Task> Please retype the data in full and exactly; the pictures are not part of the copy.

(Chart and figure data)
* * *

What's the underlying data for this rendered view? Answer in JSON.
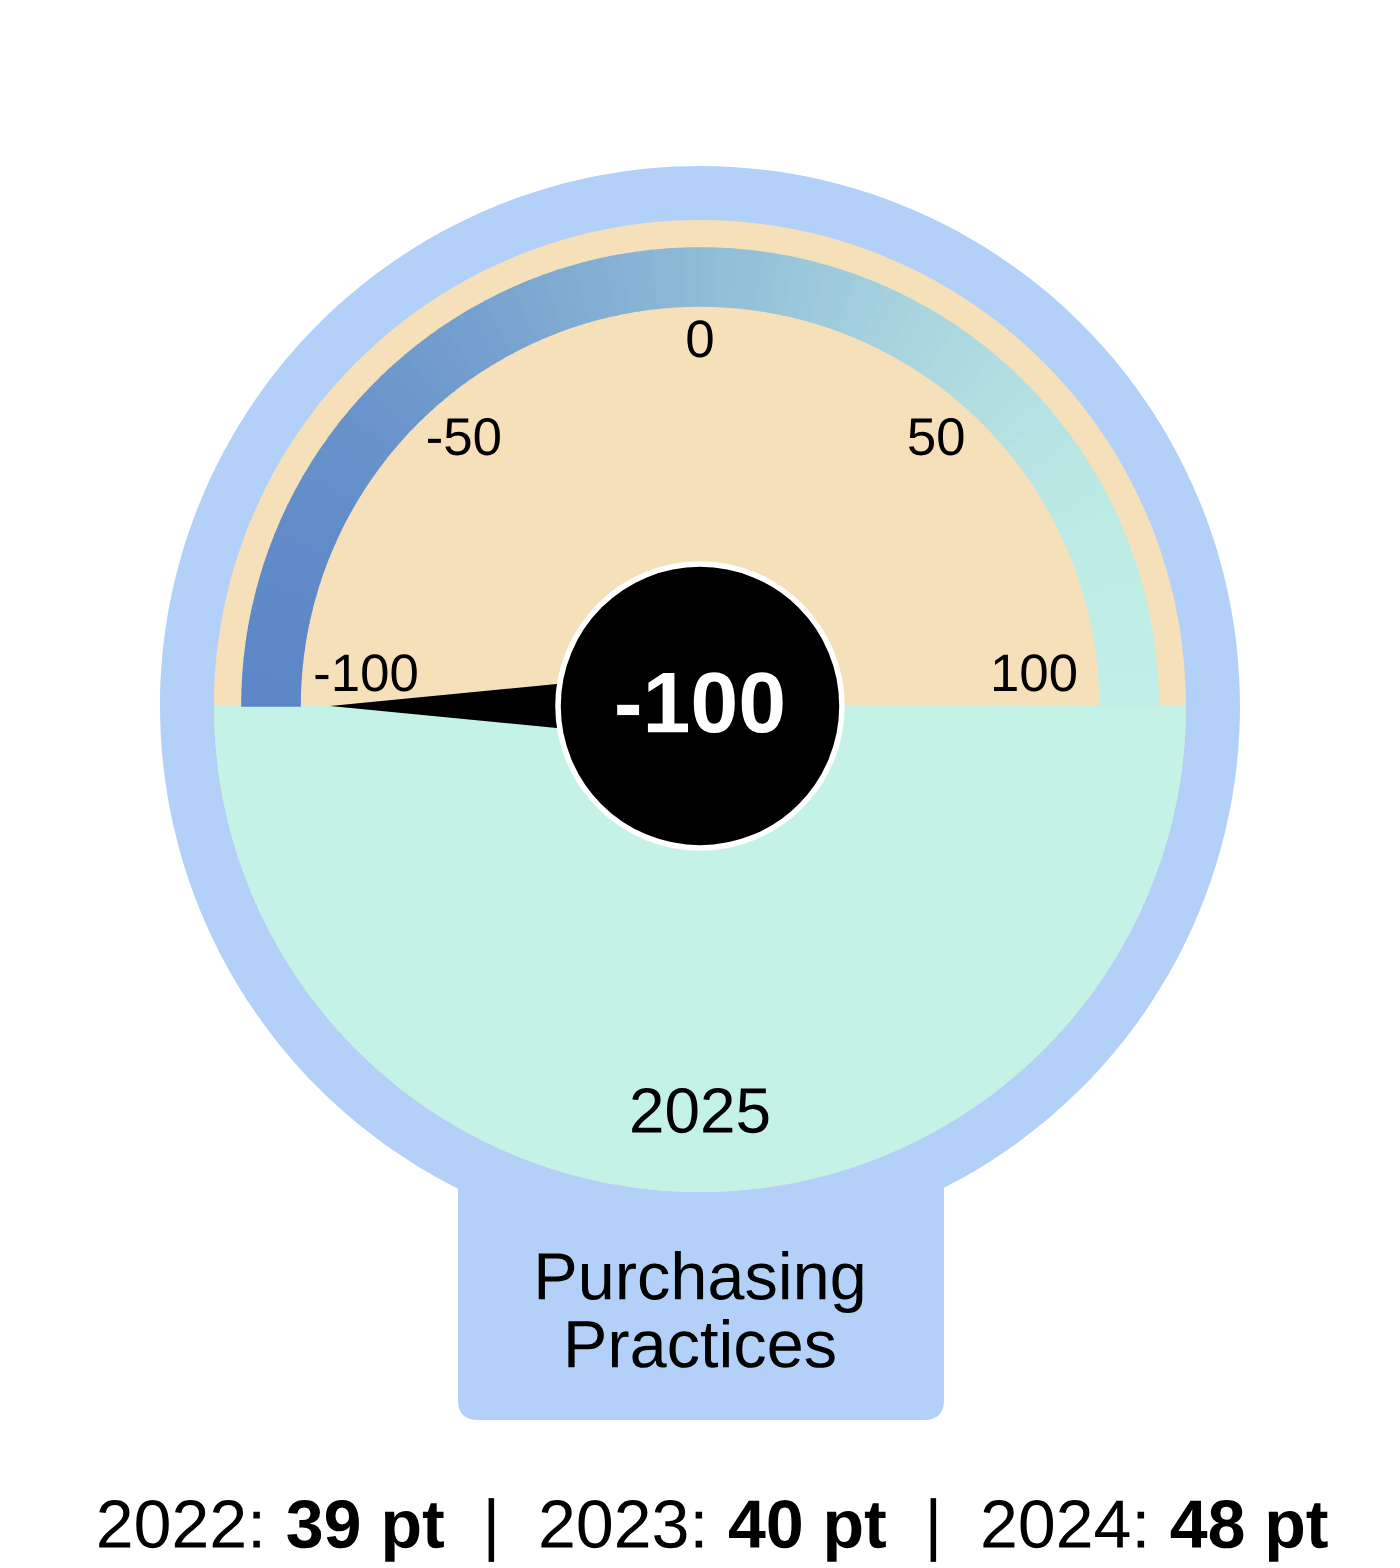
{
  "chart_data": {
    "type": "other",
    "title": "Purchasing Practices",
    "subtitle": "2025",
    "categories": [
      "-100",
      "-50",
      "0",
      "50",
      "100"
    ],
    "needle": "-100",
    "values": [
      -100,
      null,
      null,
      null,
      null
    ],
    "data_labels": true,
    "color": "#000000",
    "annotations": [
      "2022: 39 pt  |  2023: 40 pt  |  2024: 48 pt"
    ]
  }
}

* * *

Solution>
What's the underlying data for this rendered view? Answer in JSON.
{
  "chart_data": {
    "type": "other",
    "title": "Purchasing Practices",
    "subtitle": "2025",
    "categories": [
      "-100",
      "-50",
      "0",
      "50",
      "100"
    ],
    "needle": "-100",
    "values": [
      -100,
      null,
      null,
      null,
      null
    ],
    "data_labels": true,
    "color": "#000000",
    "annotations": [
      "2022: 39 pt  |  2023: 40 pt  |  2024: 48 pt"
    ]
  }
}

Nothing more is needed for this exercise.